**Requirements:** Return every entry exactly as written.
• • • • •
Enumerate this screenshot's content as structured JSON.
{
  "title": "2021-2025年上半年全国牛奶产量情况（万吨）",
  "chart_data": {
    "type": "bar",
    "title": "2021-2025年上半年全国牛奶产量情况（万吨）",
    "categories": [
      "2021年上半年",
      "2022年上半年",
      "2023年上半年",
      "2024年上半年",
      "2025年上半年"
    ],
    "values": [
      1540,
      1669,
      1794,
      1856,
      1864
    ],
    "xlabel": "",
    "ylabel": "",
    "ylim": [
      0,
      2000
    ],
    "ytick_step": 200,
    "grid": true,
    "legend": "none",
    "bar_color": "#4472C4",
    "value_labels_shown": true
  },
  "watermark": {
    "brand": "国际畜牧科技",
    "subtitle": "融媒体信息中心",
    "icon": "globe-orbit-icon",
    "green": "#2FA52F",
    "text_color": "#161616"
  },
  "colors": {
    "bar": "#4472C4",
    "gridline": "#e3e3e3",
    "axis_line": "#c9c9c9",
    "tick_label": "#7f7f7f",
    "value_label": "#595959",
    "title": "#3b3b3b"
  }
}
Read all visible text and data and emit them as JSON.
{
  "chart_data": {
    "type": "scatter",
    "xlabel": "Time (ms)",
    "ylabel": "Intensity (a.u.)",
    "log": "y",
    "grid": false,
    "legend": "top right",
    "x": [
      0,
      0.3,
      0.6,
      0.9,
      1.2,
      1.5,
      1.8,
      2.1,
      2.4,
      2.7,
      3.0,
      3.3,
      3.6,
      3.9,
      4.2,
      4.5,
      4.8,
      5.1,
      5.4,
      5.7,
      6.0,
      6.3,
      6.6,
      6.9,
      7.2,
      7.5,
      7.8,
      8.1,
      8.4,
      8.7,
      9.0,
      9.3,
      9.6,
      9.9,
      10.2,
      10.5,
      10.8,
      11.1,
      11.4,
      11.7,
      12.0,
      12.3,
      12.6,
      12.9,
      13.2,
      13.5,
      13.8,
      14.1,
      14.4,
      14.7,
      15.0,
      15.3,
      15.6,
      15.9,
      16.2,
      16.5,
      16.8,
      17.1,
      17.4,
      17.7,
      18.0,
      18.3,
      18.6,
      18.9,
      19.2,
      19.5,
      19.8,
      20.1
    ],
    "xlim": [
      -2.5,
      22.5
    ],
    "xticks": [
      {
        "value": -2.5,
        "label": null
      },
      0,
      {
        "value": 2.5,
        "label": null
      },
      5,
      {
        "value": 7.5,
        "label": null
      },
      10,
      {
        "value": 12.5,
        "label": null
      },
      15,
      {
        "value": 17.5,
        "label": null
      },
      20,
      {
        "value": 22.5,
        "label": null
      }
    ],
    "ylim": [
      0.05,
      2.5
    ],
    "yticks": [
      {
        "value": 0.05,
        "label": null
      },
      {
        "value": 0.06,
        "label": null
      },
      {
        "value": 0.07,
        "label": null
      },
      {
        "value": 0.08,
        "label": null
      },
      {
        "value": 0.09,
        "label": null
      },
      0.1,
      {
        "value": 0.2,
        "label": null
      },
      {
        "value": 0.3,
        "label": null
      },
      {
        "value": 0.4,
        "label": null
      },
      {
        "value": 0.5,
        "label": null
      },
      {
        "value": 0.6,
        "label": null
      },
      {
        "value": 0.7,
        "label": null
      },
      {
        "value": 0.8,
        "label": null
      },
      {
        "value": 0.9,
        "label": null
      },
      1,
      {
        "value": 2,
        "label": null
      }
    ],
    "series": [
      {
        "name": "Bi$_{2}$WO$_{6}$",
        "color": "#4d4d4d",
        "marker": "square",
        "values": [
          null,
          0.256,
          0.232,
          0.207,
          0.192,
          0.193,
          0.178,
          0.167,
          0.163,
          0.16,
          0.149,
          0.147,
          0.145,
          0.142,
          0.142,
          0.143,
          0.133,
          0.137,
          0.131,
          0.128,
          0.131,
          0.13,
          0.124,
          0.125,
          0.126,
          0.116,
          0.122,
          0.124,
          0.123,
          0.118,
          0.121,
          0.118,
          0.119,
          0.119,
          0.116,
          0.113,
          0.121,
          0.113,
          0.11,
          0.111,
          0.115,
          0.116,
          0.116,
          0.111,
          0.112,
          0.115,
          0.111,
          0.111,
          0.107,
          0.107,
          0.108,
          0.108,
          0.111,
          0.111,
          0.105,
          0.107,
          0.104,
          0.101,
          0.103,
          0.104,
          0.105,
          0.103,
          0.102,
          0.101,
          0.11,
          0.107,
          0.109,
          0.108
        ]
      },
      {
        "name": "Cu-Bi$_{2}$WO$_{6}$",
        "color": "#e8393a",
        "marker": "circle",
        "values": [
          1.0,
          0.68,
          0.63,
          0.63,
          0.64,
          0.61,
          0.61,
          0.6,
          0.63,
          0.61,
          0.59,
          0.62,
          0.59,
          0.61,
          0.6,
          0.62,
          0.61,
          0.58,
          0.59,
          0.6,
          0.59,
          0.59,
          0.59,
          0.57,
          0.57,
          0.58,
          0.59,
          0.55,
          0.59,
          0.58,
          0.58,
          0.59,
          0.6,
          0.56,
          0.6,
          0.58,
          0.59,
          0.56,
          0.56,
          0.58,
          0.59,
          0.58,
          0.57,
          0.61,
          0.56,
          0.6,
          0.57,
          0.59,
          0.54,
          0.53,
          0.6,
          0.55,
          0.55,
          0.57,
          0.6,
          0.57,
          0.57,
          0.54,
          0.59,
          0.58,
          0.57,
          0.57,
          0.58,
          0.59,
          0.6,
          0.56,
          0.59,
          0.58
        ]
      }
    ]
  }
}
• • • • •
**Correct response:**
Enumerate this screenshot's content as structured JSON.
{
  "title": "2021-2025年上半年全国牛奶产量情况（万吨）",
  "chart_data": {
    "type": "bar",
    "title": "2021-2025年上半年全国牛奶产量情况（万吨）",
    "categories": [
      "2021年上半年",
      "2022年上半年",
      "2023年上半年",
      "2024年上半年",
      "2025年上半年"
    ],
    "values": [
      1540,
      1669,
      1794,
      1856,
      1864
    ],
    "xlabel": "",
    "ylabel": "",
    "ylim": [
      0,
      2000
    ],
    "ytick_step": 200,
    "grid": true,
    "legend": "none",
    "bar_color": "#4472C4",
    "value_labels_shown": true
  },
  "watermark": {
    "brand": "国际畜牧科技",
    "subtitle": "融媒体信息中心",
    "icon": "globe-orbit-icon",
    "green": "#2FA52F",
    "text_color": "#161616"
  },
  "colors": {
    "bar": "#4472C4",
    "gridline": "#e3e3e3",
    "axis_line": "#c9c9c9",
    "tick_label": "#7f7f7f",
    "value_label": "#595959",
    "title": "#3b3b3b"
  }
}
Read all visible text and data and emit them as JSON.
{
  "chart_data": {
    "type": "scatter",
    "xlabel": "Time (ms)",
    "ylabel": "Intensity (a.u.)",
    "log": "y",
    "grid": false,
    "legend": "top right",
    "x": [
      0,
      0.3,
      0.6,
      0.9,
      1.2,
      1.5,
      1.8,
      2.1,
      2.4,
      2.7,
      3.0,
      3.3,
      3.6,
      3.9,
      4.2,
      4.5,
      4.8,
      5.1,
      5.4,
      5.7,
      6.0,
      6.3,
      6.6,
      6.9,
      7.2,
      7.5,
      7.8,
      8.1,
      8.4,
      8.7,
      9.0,
      9.3,
      9.6,
      9.9,
      10.2,
      10.5,
      10.8,
      11.1,
      11.4,
      11.7,
      12.0,
      12.3,
      12.6,
      12.9,
      13.2,
      13.5,
      13.8,
      14.1,
      14.4,
      14.7,
      15.0,
      15.3,
      15.6,
      15.9,
      16.2,
      16.5,
      16.8,
      17.1,
      17.4,
      17.7,
      18.0,
      18.3,
      18.6,
      18.9,
      19.2,
      19.5,
      19.8,
      20.1
    ],
    "xlim": [
      -2.5,
      22.5
    ],
    "xticks": [
      {
        "value": -2.5,
        "label": null
      },
      0,
      {
        "value": 2.5,
        "label": null
      },
      5,
      {
        "value": 7.5,
        "label": null
      },
      10,
      {
        "value": 12.5,
        "label": null
      },
      15,
      {
        "value": 17.5,
        "label": null
      },
      20,
      {
        "value": 22.5,
        "label": null
      }
    ],
    "ylim": [
      0.05,
      2.5
    ],
    "yticks": [
      {
        "value": 0.05,
        "label": null
      },
      {
        "value": 0.06,
        "label": null
      },
      {
        "value": 0.07,
        "label": null
      },
      {
        "value": 0.08,
        "label": null
      },
      {
        "value": 0.09,
        "label": null
      },
      0.1,
      {
        "value": 0.2,
        "label": null
      },
      {
        "value": 0.3,
        "label": null
      },
      {
        "value": 0.4,
        "label": null
      },
      {
        "value": 0.5,
        "label": null
      },
      {
        "value": 0.6,
        "label": null
      },
      {
        "value": 0.7,
        "label": null
      },
      {
        "value": 0.8,
        "label": null
      },
      {
        "value": 0.9,
        "label": null
      },
      1,
      {
        "value": 2,
        "label": null
      }
    ],
    "series": [
      {
        "name": "Bi$_{2}$WO$_{6}$",
        "color": "#4d4d4d",
        "marker": "square",
        "values": [
          null,
          0.256,
          0.232,
          0.207,
          0.192,
          0.193,
          0.178,
          0.167,
          0.163,
          0.16,
          0.149,
          0.147,
          0.145,
          0.142,
          0.142,
          0.143,
          0.133,
          0.137,
          0.131,
          0.128,
          0.131,
          0.13,
          0.124,
          0.125,
          0.126,
          0.116,
          0.122,
          0.124,
          0.123,
          0.118,
          0.121,
          0.118,
          0.119,
          0.119,
          0.116,
          0.113,
          0.121,
          0.113,
          0.11,
          0.111,
          0.115,
          0.116,
          0.116,
          0.111,
          0.112,
          0.115,
          0.111,
          0.111,
          0.107,
          0.107,
          0.108,
          0.108,
          0.111,
          0.111,
          0.105,
          0.107,
          0.104,
          0.101,
          0.103,
          0.104,
          0.105,
          0.103,
          0.102,
          0.101,
          0.11,
          0.107,
          0.109,
          0.108
        ]
      },
      {
        "name": "Cu-Bi$_{2}$WO$_{6}$",
        "color": "#e8393a",
        "marker": "circle",
        "values": [
          1.0,
          0.68,
          0.63,
          0.63,
          0.64,
          0.61,
          0.61,
          0.6,
          0.63,
          0.61,
          0.59,
          0.62,
          0.59,
          0.61,
          0.6,
          0.62,
          0.61,
          0.58,
          0.59,
          0.6,
          0.59,
          0.59,
          0.59,
          0.57,
          0.57,
          0.58,
          0.59,
          0.55,
          0.59,
          0.58,
          0.58,
          0.59,
          0.6,
          0.56,
          0.6,
          0.58,
          0.59,
          0.56,
          0.56,
          0.58,
          0.59,
          0.58,
          0.57,
          0.61,
          0.56,
          0.6,
          0.57,
          0.59,
          0.54,
          0.53,
          0.6,
          0.55,
          0.55,
          0.57,
          0.6,
          0.57,
          0.57,
          0.54,
          0.59,
          0.58,
          0.57,
          0.57,
          0.58,
          0.59,
          0.6,
          0.56,
          0.59,
          0.58
        ]
      }
    ]
  }
}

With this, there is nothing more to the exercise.